╭─ TEXT EXTRACT

Content of the regular IAT is the same as seen on other targets: RVA of hint name chunk or an ordinal value. Auxiliary IAT contains an address of yet another import thunk. That import thunk is exposed using __impchk_* symbols and it can be used in case the imported function is a x86_64 code:

__impchk_test:
        adrp    x11, __imp_aux_test
        ldr     x11, [x11, :lo12:__imp_aux_test]
        adrp    x10, exit_thunk
        add     x10, x10, :lo12:exit_thunk
        b       __icall_helper_arm64ec

It sets x11 register value to imported function address using __imp_aux_* symbol and x10 to function exit thunk using __imp_* symbol to lookup .hybmp$x sections. The thunk then uses CRT-provided __icall_helper_arm64ec helper to perform a call to the emulator.

╰─
╭─ RECORDED INFORMATION

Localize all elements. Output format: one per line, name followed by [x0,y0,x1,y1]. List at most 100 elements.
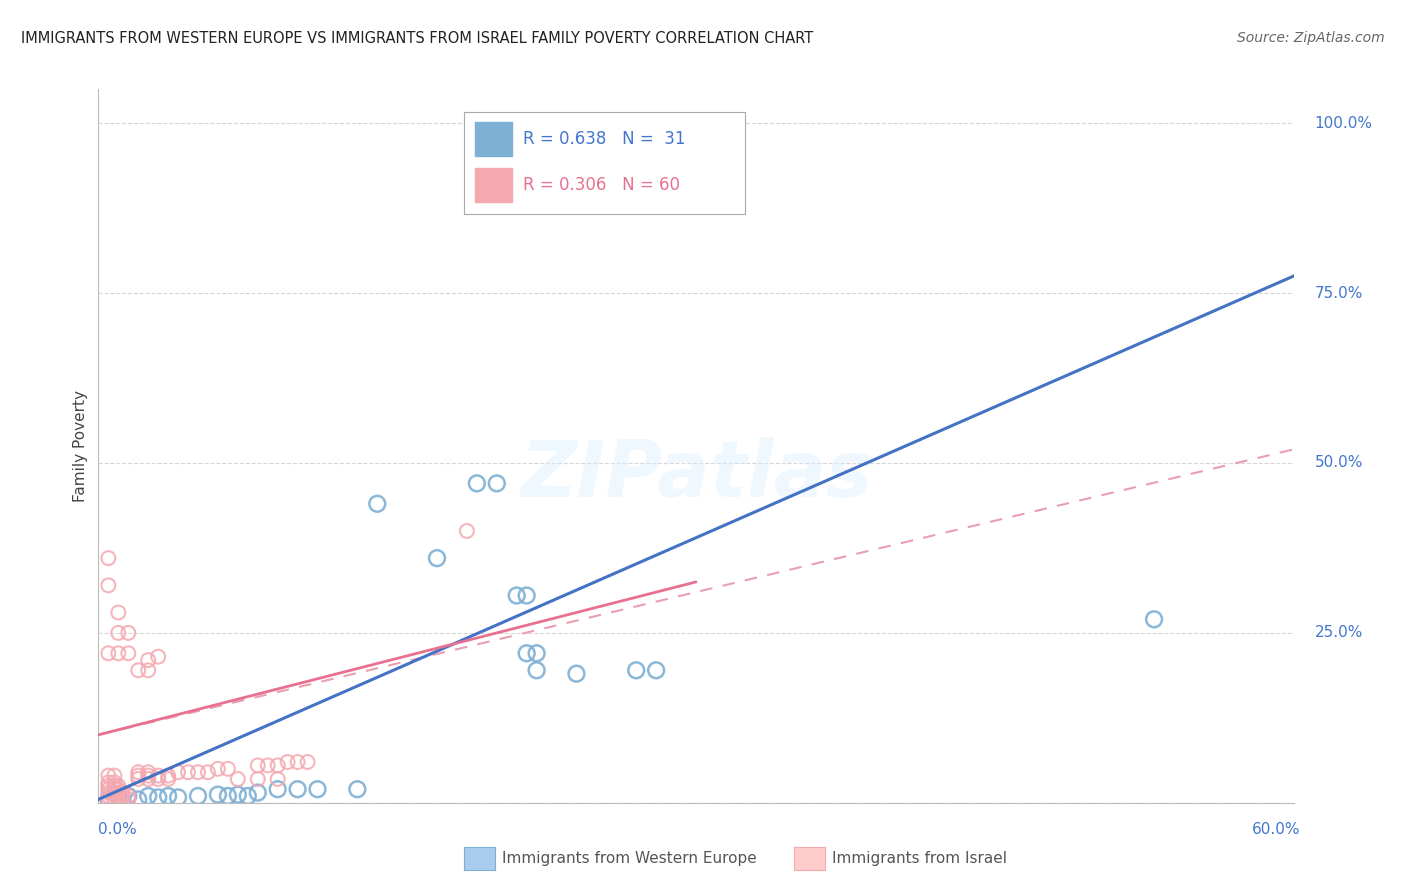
Point [136,765,159,780]
Point [287,782,309,797]
Point [117,792,139,806]
Point [366,497,388,511]
Point [117,626,139,640]
Point [136,653,159,667]
Point [157,789,180,803]
Point [307,782,329,797]
Point [97,769,120,783]
Point [107,779,129,793]
Point [526,646,548,660]
Point [127,772,149,786]
Point [117,789,139,803]
Point [111,792,134,806]
Point [226,772,249,786]
Point [103,792,125,806]
Point [256,758,278,772]
Point [127,769,149,783]
Point [526,663,548,677]
Text: 75.0%: 75.0% [1315,285,1362,301]
Point [97,775,120,789]
Point [107,606,129,620]
Bar [475,168,512,202]
Text: 50.0%: 50.0% [1315,456,1362,470]
Point [107,786,129,800]
Point [148,769,170,783]
Point [97,578,120,592]
Point [127,792,149,806]
Point [107,646,129,660]
Point [97,782,120,797]
Point [346,782,368,797]
Point [297,755,319,769]
Point [217,789,239,803]
Point [246,772,269,786]
Point [267,772,290,786]
Text: 25.0%: 25.0% [1315,625,1362,640]
Text: 60.0%: 60.0% [1253,822,1301,837]
Point [107,792,129,806]
Point [97,786,120,800]
Point [103,788,125,802]
Point [516,589,538,603]
Point [236,789,259,803]
Point [246,786,269,800]
Point [516,646,538,660]
Point [565,666,588,681]
Text: 0.0%: 0.0% [98,822,138,837]
Text: Immigrants from Western Europe: Immigrants from Western Europe [502,852,756,866]
Point [136,772,159,786]
Point [111,786,134,800]
Point [148,790,170,805]
Point [167,790,190,805]
Point [246,758,269,772]
Point [97,792,120,806]
Point [97,551,120,566]
Point [107,789,129,803]
Point [217,762,239,776]
Point [485,476,508,491]
Point [117,646,139,660]
Point [624,663,647,677]
Point [187,765,209,780]
Text: 100.0%: 100.0% [1315,116,1372,131]
Point [136,769,159,783]
Point [107,626,129,640]
Point [107,782,129,797]
Point [465,476,488,491]
Text: R = 0.306   N = 60: R = 0.306 N = 60 [523,176,681,194]
Point [1322,116,1344,130]
Text: ZIPatlas: ZIPatlas [520,436,872,513]
Point [645,663,668,677]
Point [127,765,149,780]
Text: R = 0.638   N =  31: R = 0.638 N = 31 [523,129,686,148]
Bar [475,122,512,155]
Text: Source: ZipAtlas.com: Source: ZipAtlas.com [1237,31,1385,45]
Point [103,779,125,793]
Point [506,589,529,603]
Point [148,649,170,664]
Text: Immigrants from Israel: Immigrants from Israel [832,852,1007,866]
Point [177,765,200,780]
Point [456,524,478,538]
Point [117,789,139,803]
Point [103,775,125,789]
Point [103,786,125,800]
Point [127,663,149,677]
Point [226,788,249,802]
Point [197,765,219,780]
Point [107,790,129,805]
Point [97,779,120,793]
Point [207,762,229,776]
Point [97,789,120,803]
Point [136,663,159,677]
Point [267,782,290,797]
Point [157,769,180,783]
Y-axis label: Family Poverty: Family Poverty [73,390,87,502]
Point [267,758,290,772]
Point [136,789,159,803]
Point [97,646,120,660]
Point [1143,612,1166,626]
Point [111,789,134,803]
Point [157,772,180,786]
Point [426,551,449,566]
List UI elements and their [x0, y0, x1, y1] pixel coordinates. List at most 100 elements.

╰─

PROBLEM REQUIREMENTS ▸
Continue the text on ARM64EC import thunks from its final sentence.

EXPECTED ANSWER ▸
Auxiliary IAT copy and linker symbols

When imported function is x86_64 code, loader may simply leave auxiliary IAT unchanged and the above thunk will be used to call x86_64 function using the regular IAT. When loader detects that the imported function is a ARM64EC function, it may override the entry in auxiliary IAT with a pointer to the actual function, so the thunk may be skipped in runtime. When patching is detected, loader may need to revert that optimization. This is probably the reason why there is an additional copy of auxiliary IAT table. Its content is exactly the same as auxiliary IAT (a set of pointers to import thunks) and its placed in .idata$a section, together with the rest of import metadata with no special alignment. Its entries may be referenced using __auximpcopy_* symbols. The loader may use it to revert changes made to the auxiliary IAT.

The linker provides two additional symbols: __hybrid_auxiliary_iat addressing auxiliary IAT and __hybrid_auxiliary_iat_copy addressing auxiliary IAT copy. Those are used by CRT to fill CHPE metadata.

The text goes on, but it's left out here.